▶ [The problem]
In the data, extract each line that holds the string "enter".

===== Data for processing =====

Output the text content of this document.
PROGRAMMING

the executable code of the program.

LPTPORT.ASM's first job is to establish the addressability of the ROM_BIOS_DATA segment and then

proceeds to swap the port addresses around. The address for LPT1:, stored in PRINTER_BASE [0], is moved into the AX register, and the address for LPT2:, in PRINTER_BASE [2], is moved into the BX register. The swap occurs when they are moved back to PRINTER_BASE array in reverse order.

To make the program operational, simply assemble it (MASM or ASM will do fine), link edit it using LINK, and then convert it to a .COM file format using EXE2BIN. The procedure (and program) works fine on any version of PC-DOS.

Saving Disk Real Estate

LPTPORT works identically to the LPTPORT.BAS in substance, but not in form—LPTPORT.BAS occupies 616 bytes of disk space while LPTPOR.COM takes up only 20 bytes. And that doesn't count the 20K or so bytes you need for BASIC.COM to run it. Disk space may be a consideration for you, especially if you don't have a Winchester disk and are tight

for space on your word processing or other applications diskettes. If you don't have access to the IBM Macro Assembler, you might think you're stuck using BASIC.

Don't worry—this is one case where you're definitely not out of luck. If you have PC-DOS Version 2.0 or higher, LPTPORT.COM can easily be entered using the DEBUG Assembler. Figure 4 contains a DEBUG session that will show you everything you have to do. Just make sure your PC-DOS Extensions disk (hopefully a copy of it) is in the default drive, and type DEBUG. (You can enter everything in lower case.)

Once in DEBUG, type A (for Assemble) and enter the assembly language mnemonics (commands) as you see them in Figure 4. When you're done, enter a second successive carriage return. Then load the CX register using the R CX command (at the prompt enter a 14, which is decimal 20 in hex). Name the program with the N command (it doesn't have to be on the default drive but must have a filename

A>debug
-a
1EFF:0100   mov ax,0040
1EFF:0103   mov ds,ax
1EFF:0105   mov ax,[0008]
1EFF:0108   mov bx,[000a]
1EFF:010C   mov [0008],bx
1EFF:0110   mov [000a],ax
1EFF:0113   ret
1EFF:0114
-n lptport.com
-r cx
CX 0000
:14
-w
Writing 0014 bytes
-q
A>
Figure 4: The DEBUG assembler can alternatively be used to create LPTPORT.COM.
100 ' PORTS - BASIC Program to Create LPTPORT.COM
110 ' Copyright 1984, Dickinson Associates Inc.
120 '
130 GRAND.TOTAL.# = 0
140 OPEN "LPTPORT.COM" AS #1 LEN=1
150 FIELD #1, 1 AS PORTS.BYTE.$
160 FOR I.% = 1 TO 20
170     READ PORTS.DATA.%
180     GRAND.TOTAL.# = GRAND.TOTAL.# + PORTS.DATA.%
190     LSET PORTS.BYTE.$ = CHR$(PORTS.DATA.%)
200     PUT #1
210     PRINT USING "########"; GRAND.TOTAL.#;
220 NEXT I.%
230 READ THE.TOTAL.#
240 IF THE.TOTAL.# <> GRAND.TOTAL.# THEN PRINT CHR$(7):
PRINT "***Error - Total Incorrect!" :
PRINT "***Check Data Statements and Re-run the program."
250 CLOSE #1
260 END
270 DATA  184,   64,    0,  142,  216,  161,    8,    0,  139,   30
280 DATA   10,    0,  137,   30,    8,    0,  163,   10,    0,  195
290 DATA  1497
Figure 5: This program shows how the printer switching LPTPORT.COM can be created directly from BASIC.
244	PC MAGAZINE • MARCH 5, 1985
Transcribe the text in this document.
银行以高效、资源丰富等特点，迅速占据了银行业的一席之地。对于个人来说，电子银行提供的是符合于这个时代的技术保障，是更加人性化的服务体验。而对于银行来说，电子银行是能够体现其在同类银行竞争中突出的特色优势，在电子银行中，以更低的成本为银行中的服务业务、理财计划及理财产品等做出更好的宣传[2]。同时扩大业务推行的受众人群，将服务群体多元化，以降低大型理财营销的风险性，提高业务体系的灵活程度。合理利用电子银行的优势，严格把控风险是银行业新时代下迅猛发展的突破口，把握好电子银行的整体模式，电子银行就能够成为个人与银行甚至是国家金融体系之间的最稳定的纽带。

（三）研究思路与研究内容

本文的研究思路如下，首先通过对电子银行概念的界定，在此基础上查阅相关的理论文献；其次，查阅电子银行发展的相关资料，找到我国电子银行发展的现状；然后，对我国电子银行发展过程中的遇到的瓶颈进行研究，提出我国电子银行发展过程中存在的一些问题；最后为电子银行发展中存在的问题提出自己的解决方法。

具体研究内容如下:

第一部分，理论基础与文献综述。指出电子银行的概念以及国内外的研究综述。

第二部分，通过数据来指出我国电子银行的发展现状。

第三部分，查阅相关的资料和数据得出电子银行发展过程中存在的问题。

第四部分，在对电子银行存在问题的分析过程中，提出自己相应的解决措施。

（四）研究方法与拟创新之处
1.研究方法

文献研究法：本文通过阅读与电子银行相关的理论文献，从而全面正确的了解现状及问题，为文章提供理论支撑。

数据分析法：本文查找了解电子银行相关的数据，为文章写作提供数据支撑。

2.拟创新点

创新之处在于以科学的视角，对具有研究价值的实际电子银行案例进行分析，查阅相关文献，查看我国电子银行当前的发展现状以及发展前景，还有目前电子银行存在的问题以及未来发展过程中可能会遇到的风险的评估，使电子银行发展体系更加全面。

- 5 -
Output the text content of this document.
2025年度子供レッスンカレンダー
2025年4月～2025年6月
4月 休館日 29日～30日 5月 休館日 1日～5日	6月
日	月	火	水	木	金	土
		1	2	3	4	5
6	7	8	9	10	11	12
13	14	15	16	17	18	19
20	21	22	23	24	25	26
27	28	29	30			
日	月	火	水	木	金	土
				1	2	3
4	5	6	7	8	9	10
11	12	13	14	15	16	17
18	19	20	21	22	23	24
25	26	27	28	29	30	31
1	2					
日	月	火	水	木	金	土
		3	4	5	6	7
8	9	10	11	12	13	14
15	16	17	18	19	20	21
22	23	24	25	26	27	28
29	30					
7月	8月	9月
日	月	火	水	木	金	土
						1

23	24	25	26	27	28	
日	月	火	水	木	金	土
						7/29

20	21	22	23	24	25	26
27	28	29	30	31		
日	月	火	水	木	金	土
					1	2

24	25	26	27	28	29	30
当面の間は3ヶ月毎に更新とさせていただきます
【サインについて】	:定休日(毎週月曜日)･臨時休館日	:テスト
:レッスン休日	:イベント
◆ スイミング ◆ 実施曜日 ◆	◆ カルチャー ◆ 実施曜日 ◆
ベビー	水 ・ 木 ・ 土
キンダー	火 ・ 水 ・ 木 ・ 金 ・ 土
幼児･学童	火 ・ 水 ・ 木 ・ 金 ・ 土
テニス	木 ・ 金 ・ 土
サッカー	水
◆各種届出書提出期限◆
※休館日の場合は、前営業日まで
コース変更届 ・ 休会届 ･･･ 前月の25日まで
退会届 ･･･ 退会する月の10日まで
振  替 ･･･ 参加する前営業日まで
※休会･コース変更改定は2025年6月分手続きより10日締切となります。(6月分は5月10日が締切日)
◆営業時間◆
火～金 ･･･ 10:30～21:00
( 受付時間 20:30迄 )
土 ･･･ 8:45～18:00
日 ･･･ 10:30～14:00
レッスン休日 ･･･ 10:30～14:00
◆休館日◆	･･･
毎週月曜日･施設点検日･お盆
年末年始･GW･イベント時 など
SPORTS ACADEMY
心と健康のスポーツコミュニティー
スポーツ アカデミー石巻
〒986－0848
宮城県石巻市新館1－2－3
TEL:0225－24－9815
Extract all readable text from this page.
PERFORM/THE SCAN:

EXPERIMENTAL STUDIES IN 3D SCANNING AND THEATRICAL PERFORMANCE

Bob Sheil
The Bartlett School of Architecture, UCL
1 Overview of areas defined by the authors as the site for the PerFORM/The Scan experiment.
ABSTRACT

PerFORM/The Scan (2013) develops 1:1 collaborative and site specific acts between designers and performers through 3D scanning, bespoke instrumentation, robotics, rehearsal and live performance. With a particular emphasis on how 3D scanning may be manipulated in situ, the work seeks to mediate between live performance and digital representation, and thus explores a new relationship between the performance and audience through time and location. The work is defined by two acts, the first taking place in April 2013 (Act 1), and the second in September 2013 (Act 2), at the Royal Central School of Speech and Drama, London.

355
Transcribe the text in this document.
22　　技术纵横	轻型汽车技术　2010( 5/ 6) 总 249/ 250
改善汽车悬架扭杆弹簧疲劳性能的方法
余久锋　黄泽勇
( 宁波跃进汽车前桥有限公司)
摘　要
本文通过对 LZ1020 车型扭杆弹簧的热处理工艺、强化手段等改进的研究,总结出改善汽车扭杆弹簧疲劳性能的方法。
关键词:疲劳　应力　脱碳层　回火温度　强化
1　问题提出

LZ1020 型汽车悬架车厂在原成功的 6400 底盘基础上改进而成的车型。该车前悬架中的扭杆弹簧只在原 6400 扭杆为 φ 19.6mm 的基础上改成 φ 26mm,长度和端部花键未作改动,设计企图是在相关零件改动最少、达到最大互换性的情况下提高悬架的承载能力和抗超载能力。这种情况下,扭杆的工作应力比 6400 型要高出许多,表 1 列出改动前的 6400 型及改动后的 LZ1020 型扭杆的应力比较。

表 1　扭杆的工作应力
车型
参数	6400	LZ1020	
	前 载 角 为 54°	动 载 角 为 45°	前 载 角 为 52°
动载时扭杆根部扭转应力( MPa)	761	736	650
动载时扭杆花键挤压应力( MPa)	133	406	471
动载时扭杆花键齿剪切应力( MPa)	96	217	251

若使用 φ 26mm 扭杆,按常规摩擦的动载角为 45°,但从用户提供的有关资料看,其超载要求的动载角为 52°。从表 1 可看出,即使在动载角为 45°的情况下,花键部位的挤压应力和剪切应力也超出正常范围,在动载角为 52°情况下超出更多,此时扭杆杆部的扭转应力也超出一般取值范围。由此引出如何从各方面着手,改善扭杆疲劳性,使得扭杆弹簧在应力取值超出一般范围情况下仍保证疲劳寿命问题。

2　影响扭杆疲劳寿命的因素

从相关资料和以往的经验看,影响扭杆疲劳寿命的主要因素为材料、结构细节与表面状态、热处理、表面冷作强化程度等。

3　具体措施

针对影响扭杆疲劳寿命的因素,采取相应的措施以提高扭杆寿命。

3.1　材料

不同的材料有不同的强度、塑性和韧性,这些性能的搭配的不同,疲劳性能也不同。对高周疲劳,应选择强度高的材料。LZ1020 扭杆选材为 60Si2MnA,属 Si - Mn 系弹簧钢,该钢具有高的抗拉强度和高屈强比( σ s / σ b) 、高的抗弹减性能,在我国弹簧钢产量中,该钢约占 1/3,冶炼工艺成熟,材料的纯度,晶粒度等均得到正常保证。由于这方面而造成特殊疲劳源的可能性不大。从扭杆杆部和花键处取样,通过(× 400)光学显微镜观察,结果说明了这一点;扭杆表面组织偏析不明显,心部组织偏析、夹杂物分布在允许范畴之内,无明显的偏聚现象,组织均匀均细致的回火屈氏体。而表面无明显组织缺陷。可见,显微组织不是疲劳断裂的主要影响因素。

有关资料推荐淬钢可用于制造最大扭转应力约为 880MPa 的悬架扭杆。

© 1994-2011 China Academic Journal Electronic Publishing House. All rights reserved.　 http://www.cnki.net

=====

▶ [Finished exercise]
Don't worry—this is one case where you're definitely not out of luck. If you have PC-DOS Version 2.0 or higher, LPTPORT.COM can easily be entered using the DEBUG Assembler. Figure 4 contains a DEBUG session that will show you everything you have to do. Just make sure your PC-DOS Extensions disk (hopefully a copy of it) is in the default drive, and type DEBUG. (You can enter everything in lower case.)
Once in DEBUG, type A (for Assemble) and enter the assembly language mnemonics (commands) as you see them in Figure 4. When you're done, enter a second successive carriage return. Then load the CX register using the R CX command (at the prompt enter a 14, which is decimal 20 in hex). Name the program with the N command (it doesn't have to be on the default drive but must have a filename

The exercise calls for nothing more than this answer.